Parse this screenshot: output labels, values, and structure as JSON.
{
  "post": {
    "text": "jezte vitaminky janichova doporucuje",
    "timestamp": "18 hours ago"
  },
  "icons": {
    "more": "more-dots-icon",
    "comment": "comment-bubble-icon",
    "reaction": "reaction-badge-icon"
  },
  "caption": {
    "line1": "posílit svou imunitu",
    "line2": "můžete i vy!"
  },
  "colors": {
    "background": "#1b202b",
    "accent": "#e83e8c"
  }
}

What the exercise asks - Each entry above needs to be retyped exactly.

Output -
Parse this screenshot: output labels, values, and structure as JSON.
{
  "post": {
    "text": "jezte vitaminky janichova doporucuje",
    "timestamp": "18 hours ago"
  },
  "icons": {
    "more": "more-dots-icon",
    "comment": "comment-bubble-icon",
    "reaction": "reaction-badge-icon"
  },
  "caption": {
    "line1": "posílit svou imunitu",
    "line2": "můžete i vy!"
  },
  "colors": {
    "background": "#1b202b",
    "accent": "#e83e8c"
  }
}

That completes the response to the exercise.